**** Material shown

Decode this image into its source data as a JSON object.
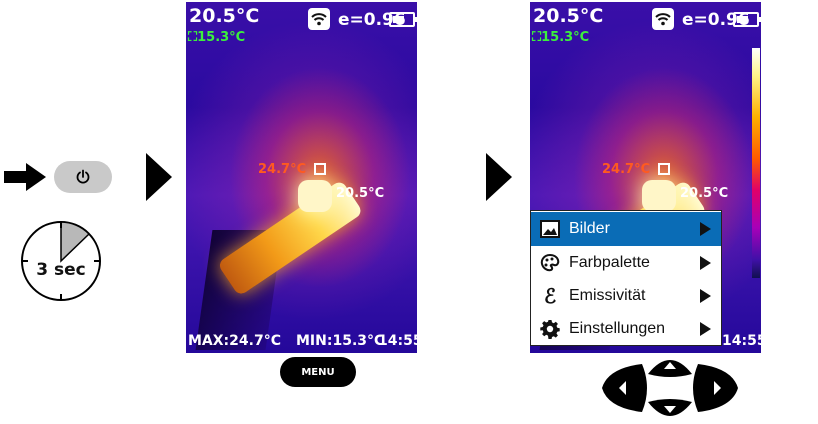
{
  "instruction": {
    "hold_duration": "3 sec",
    "power_icon": "power-icon"
  },
  "screen_left": {
    "temp_top": "20.5°C",
    "temp_min_small": "15.3°C",
    "emissivity": "e=0.96",
    "spot_left": "24.7°C",
    "spot_right": "20.5°C",
    "max": "MAX:24.7°C",
    "min": "MIN:15.3°C",
    "time": "14:55"
  },
  "screen_right": {
    "temp_top": "20.5°C",
    "temp_min_small": "15.3°C",
    "emissivity": "e=0.96",
    "spot_left": "24.7°C",
    "spot_right": "20.5°C",
    "time": "14:55"
  },
  "menu_button": "MENU",
  "menu": {
    "items": [
      {
        "label": "Bilder",
        "icon": "image-icon",
        "selected": true
      },
      {
        "label": "Farbpalette",
        "icon": "palette-icon",
        "selected": false
      },
      {
        "label": "Emissivität",
        "icon": "epsilon-icon",
        "selected": false
      },
      {
        "label": "Einstellungen",
        "icon": "gear-icon",
        "selected": false
      }
    ]
  },
  "colors": {
    "menu_selected": "#0a6cb6",
    "min_temp_green": "#3cf03c"
  }
}
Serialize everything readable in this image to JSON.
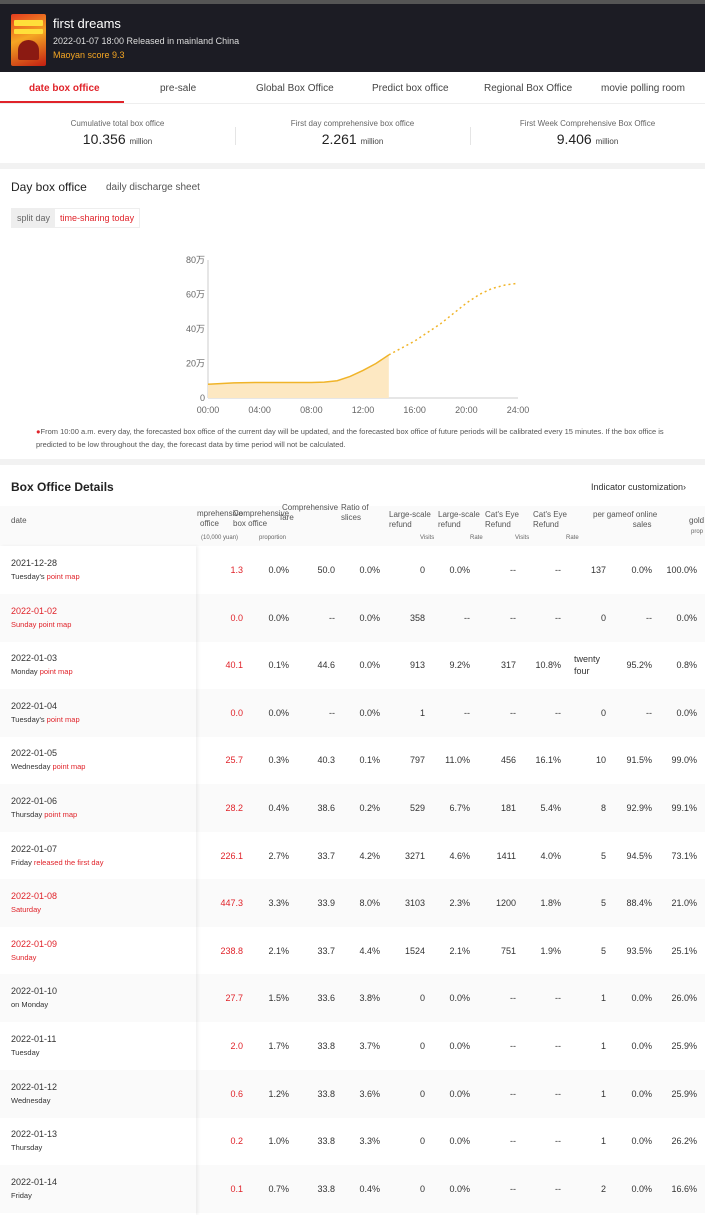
{
  "movie": {
    "title": "first dreams",
    "release": "2022-01-07 18:00 Released in mainland China",
    "score": "Maoyan score 9.3"
  },
  "tabs": [
    {
      "label": "date box office",
      "active": true
    },
    {
      "label": "pre-sale"
    },
    {
      "label": "Global Box Office"
    },
    {
      "label": "Predict box office"
    },
    {
      "label": "Regional Box Office"
    },
    {
      "label": "movie polling room"
    }
  ],
  "summary": [
    {
      "label": "Cumulative total box office",
      "value": "10.356",
      "unit": "million"
    },
    {
      "label": "First day comprehensive box office",
      "value": "2.261",
      "unit": "million"
    },
    {
      "label": "First Week Comprehensive Box Office",
      "value": "9.406",
      "unit": "million"
    }
  ],
  "day_section": {
    "title": "Day box office",
    "subtitle": "daily discharge sheet",
    "toggle": [
      "split day",
      "time-sharing today"
    ]
  },
  "chart_data": {
    "type": "area",
    "x_ticks": [
      "00:00",
      "04:00",
      "08:00",
      "12:00",
      "16:00",
      "20:00",
      "24:00"
    ],
    "y_ticks": [
      "0",
      "20万",
      "40万",
      "60万",
      "80万"
    ],
    "ylim": [
      0,
      80
    ],
    "xlim": [
      0,
      24
    ],
    "actual": {
      "x": [
        0,
        2,
        4,
        6,
        8,
        9,
        10,
        11,
        12,
        13,
        14
      ],
      "y": [
        8,
        8.8,
        9,
        9,
        9,
        9.2,
        10,
        12.5,
        16,
        20,
        25
      ]
    },
    "forecast": {
      "x": [
        14,
        15,
        16,
        17,
        18,
        19,
        20,
        21,
        22,
        23,
        24
      ],
      "y": [
        25,
        29,
        33,
        38,
        43,
        49,
        55,
        60,
        63.5,
        65.5,
        66.5
      ]
    },
    "colors": {
      "line": "#f0b429",
      "fill": "#fde8c2"
    }
  },
  "note": "From 10:00 a.m. every day, the forecasted box office of the current day will be updated, and the forecasted box office of future periods will be calibrated every 15 minutes. If the box office is predicted to be low throughout the day, the forecast data by time period will not be calculated.",
  "details": {
    "title": "Box Office Details",
    "indicator_link": "Indicator customization",
    "headers": {
      "date": "date",
      "h1a": "mprehensive",
      "h1b": "office",
      "h1c": "(10,000 yuan)",
      "h2a": "Comprehensive",
      "h2b": "box office",
      "h2c": "proportion",
      "h3a": "Comprehensive",
      "h3b": "fare",
      "h4a": "Ratio of",
      "h4b": "slices",
      "h5a": "Large-scale",
      "h5b": "refund",
      "h5c": "Visits",
      "h6a": "Large-scale",
      "h6b": "refund",
      "h6c": "Rate",
      "h7a": "Cat's Eye",
      "h7b": "Refund",
      "h7c": "Visits",
      "h8a": "Cat's Eye",
      "h8b": "Refund",
      "h8c": "Rate",
      "h9a": "per game",
      "h10a": "of online",
      "h10b": "sales",
      "h11a": "gold",
      "h11b": "prop"
    },
    "rows": [
      {
        "date": "2021-12-28",
        "day": "Tuesday's",
        "pm": "point map",
        "red": false,
        "v": [
          "1.3",
          "0.0%",
          "50.0",
          "0.0%",
          "0",
          "0.0%",
          "--",
          "--",
          "137",
          "0.0%",
          "100.0%"
        ]
      },
      {
        "date": "2022-01-02",
        "day": "Sunday",
        "pm": "point map",
        "red": true,
        "v": [
          "0.0",
          "0.0%",
          "--",
          "0.0%",
          "358",
          "--",
          "--",
          "--",
          "0",
          "--",
          "0.0%"
        ]
      },
      {
        "date": "2022-01-03",
        "day": "Monday",
        "pm": "point map",
        "red": false,
        "v": [
          "40.1",
          "0.1%",
          "44.6",
          "0.0%",
          "913",
          "9.2%",
          "317",
          "10.8%",
          "twenty four",
          "95.2%",
          "0.8%"
        ]
      },
      {
        "date": "2022-01-04",
        "day": "Tuesday's",
        "pm": "point map",
        "red": false,
        "v": [
          "0.0",
          "0.0%",
          "--",
          "0.0%",
          "1",
          "--",
          "--",
          "--",
          "0",
          "--",
          "0.0%"
        ]
      },
      {
        "date": "2022-01-05",
        "day": "Wednesday",
        "pm": "point map",
        "red": false,
        "v": [
          "25.7",
          "0.3%",
          "40.3",
          "0.1%",
          "797",
          "11.0%",
          "456",
          "16.1%",
          "10",
          "91.5%",
          "99.0%"
        ]
      },
      {
        "date": "2022-01-06",
        "day": "Thursday",
        "pm": "point map",
        "red": false,
        "v": [
          "28.2",
          "0.4%",
          "38.6",
          "0.2%",
          "529",
          "6.7%",
          "181",
          "5.4%",
          "8",
          "92.9%",
          "99.1%"
        ]
      },
      {
        "date": "2022-01-07",
        "day": "Friday",
        "pm": "released the first day",
        "red": false,
        "v": [
          "226.1",
          "2.7%",
          "33.7",
          "4.2%",
          "3271",
          "4.6%",
          "1411",
          "4.0%",
          "5",
          "94.5%",
          "73.1%"
        ]
      },
      {
        "date": "2022-01-08",
        "day": "Saturday",
        "pm": "",
        "red": true,
        "v": [
          "447.3",
          "3.3%",
          "33.9",
          "8.0%",
          "3103",
          "2.3%",
          "1200",
          "1.8%",
          "5",
          "88.4%",
          "21.0%"
        ]
      },
      {
        "date": "2022-01-09",
        "day": "Sunday",
        "pm": "",
        "red": true,
        "v": [
          "238.8",
          "2.1%",
          "33.7",
          "4.4%",
          "1524",
          "2.1%",
          "751",
          "1.9%",
          "5",
          "93.5%",
          "25.1%"
        ]
      },
      {
        "date": "2022-01-10",
        "day": "on Monday",
        "pm": "",
        "red": false,
        "v": [
          "27.7",
          "1.5%",
          "33.6",
          "3.8%",
          "0",
          "0.0%",
          "--",
          "--",
          "1",
          "0.0%",
          "26.0%"
        ]
      },
      {
        "date": "2022-01-11",
        "day": "Tuesday",
        "pm": "",
        "red": false,
        "v": [
          "2.0",
          "1.7%",
          "33.8",
          "3.7%",
          "0",
          "0.0%",
          "--",
          "--",
          "1",
          "0.0%",
          "25.9%"
        ]
      },
      {
        "date": "2022-01-12",
        "day": "Wednesday",
        "pm": "",
        "red": false,
        "v": [
          "0.6",
          "1.2%",
          "33.8",
          "3.6%",
          "0",
          "0.0%",
          "--",
          "--",
          "1",
          "0.0%",
          "25.9%"
        ]
      },
      {
        "date": "2022-01-13",
        "day": "Thursday",
        "pm": "",
        "red": false,
        "v": [
          "0.2",
          "1.0%",
          "33.8",
          "3.3%",
          "0",
          "0.0%",
          "--",
          "--",
          "1",
          "0.0%",
          "26.2%"
        ]
      },
      {
        "date": "2022-01-14",
        "day": "Friday",
        "pm": "",
        "red": false,
        "v": [
          "0.1",
          "0.7%",
          "33.8",
          "0.4%",
          "0",
          "0.0%",
          "--",
          "--",
          "2",
          "0.0%",
          "16.6%"
        ]
      }
    ]
  }
}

********

Check the records above line by line and tally those holding the string "image". Answer with the number only.

● Problem solution: 3